— START LISTING —

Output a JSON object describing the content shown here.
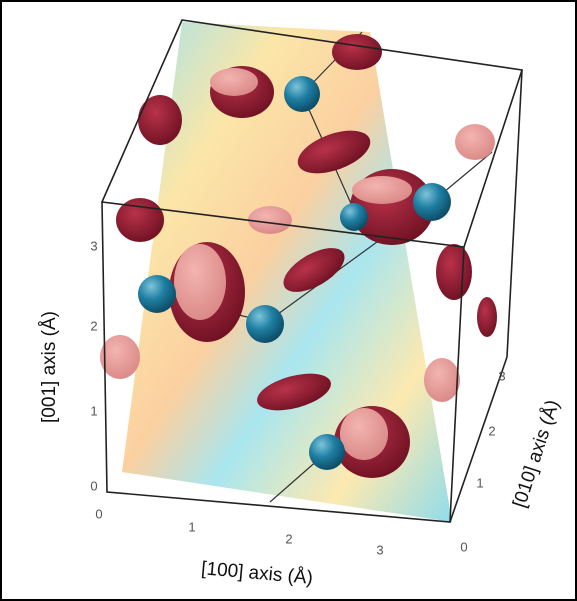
{
  "axes": [
    {
      "label": "[001]  axis (Å)",
      "ticks": [
        0,
        1,
        2,
        3
      ]
    },
    {
      "label": "[100]  axis (Å)",
      "ticks": [
        0,
        1,
        2,
        3
      ]
    },
    {
      "label": "[010]  axis (Å)",
      "ticks": [
        0,
        1,
        2,
        3
      ]
    }
  ]
}
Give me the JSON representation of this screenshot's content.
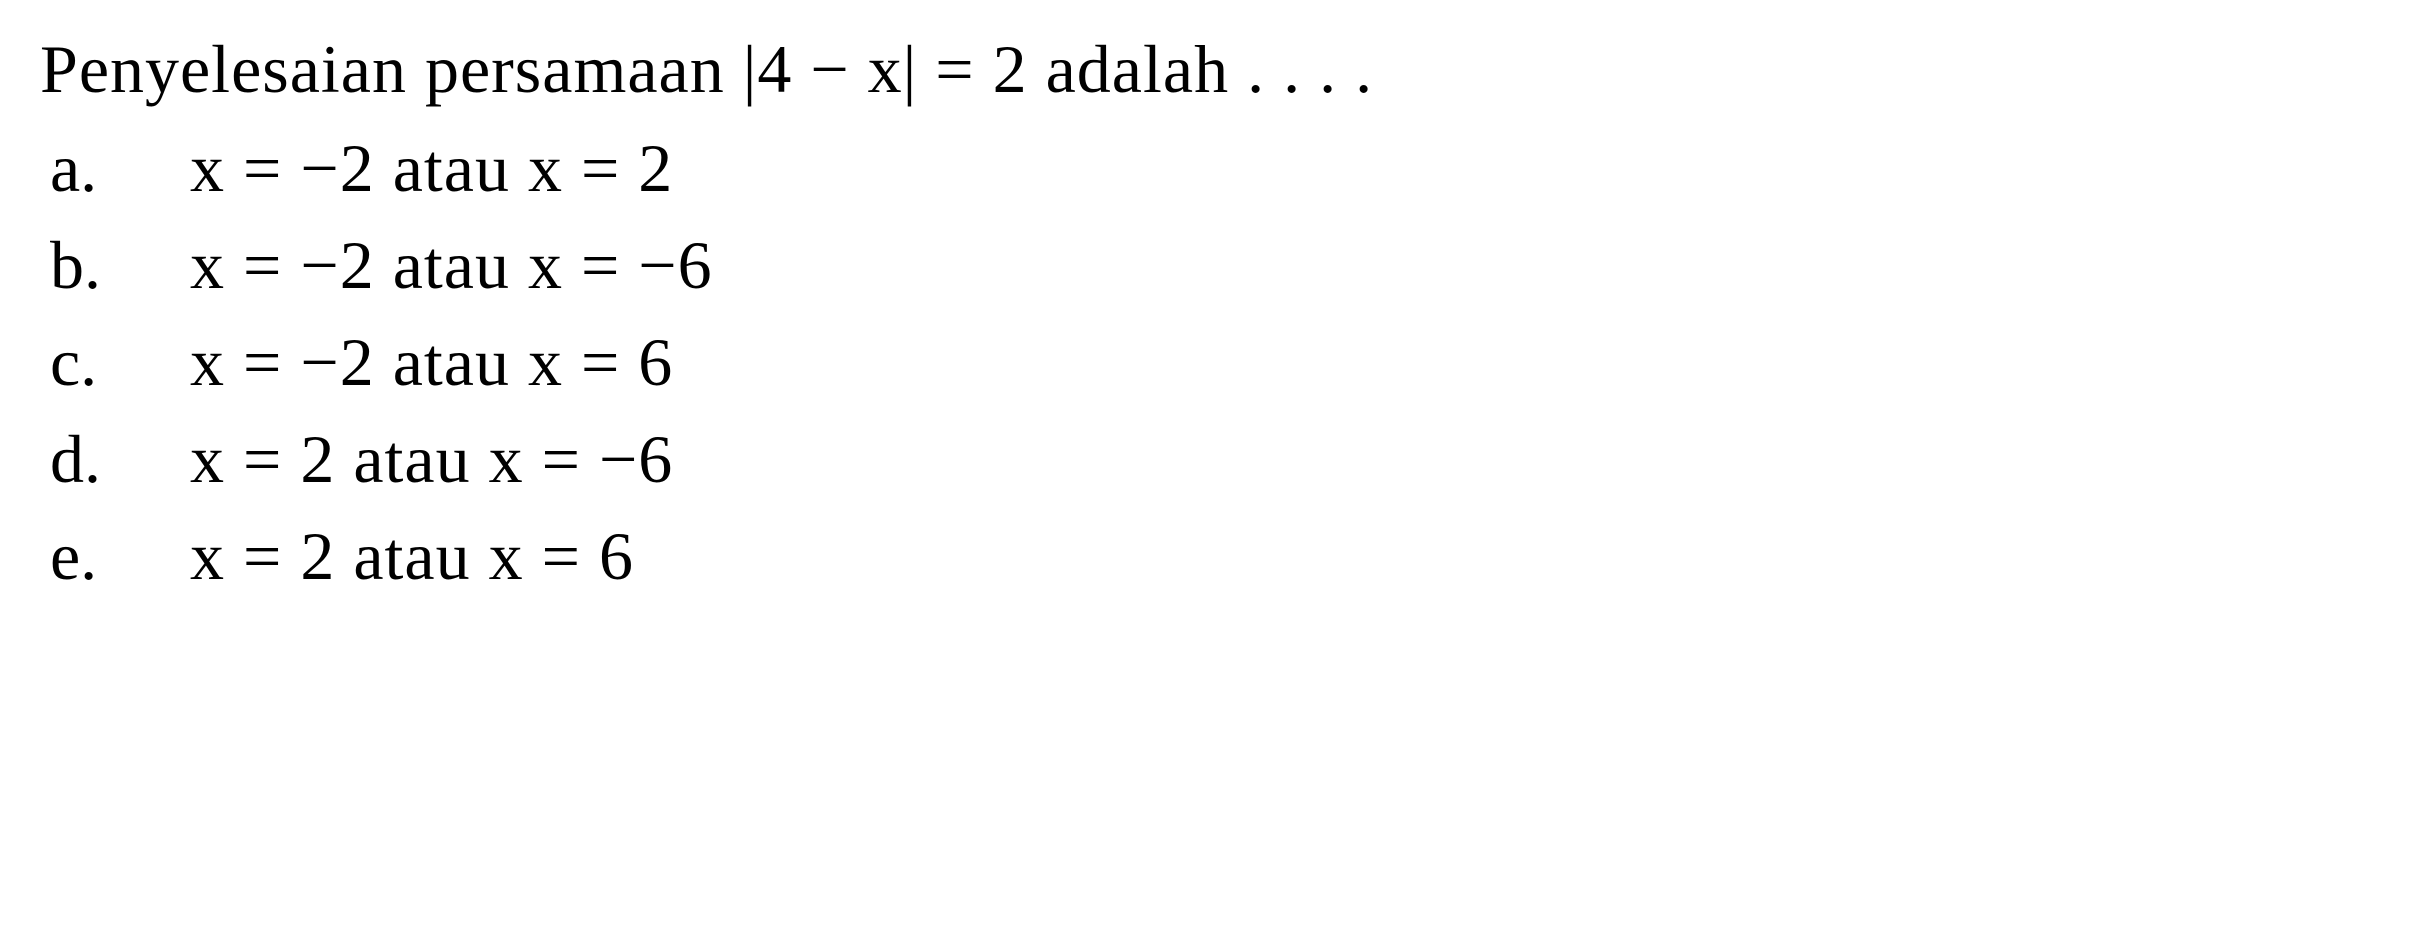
{
  "question": {
    "text": "Penyelesaian persamaan |4 − x| = 2 adalah . . . .",
    "fontsize": 68,
    "fontweight": 500,
    "color": "#000000"
  },
  "options": [
    {
      "letter": "a.",
      "text": "x = −2 atau x = 2"
    },
    {
      "letter": "b.",
      "text": "x = −2 atau x = −6"
    },
    {
      "letter": "c.",
      "text": "x = −2 atau x = 6"
    },
    {
      "letter": "d.",
      "text": "x = 2 atau x = −6"
    },
    {
      "letter": "e.",
      "text": "x = 2 atau x = 6"
    }
  ],
  "styling": {
    "background_color": "#ffffff",
    "text_color": "#000000",
    "font_family": "Times New Roman",
    "option_fontsize": 68,
    "option_fontweight": 500,
    "letter_width": 140
  }
}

— END LISTING —

» AIM: Above are records with pictures; repeat the records exactly and leave the pictures out.

» OUTPUT FOR THIS EXERCISE:
Output a JSON object describing the content shown here.
{
  "axes": [
    {
      "label": "[001]  axis (Å)",
      "ticks": [
        0,
        1,
        2,
        3
      ]
    },
    {
      "label": "[100]  axis (Å)",
      "ticks": [
        0,
        1,
        2,
        3
      ]
    },
    {
      "label": "[010]  axis (Å)",
      "ticks": [
        0,
        1,
        2,
        3
      ]
    }
  ]
}
Give me the JSON representation of this screenshot's content.
{
  "question": {
    "text": "Penyelesaian persamaan |4 − x| = 2 adalah . . . .",
    "fontsize": 68,
    "fontweight": 500,
    "color": "#000000"
  },
  "options": [
    {
      "letter": "a.",
      "text": "x = −2 atau x = 2"
    },
    {
      "letter": "b.",
      "text": "x = −2 atau x = −6"
    },
    {
      "letter": "c.",
      "text": "x = −2 atau x = 6"
    },
    {
      "letter": "d.",
      "text": "x = 2 atau x = −6"
    },
    {
      "letter": "e.",
      "text": "x = 2 atau x = 6"
    }
  ],
  "styling": {
    "background_color": "#ffffff",
    "text_color": "#000000",
    "font_family": "Times New Roman",
    "option_fontsize": 68,
    "option_fontweight": 500,
    "letter_width": 140
  }
}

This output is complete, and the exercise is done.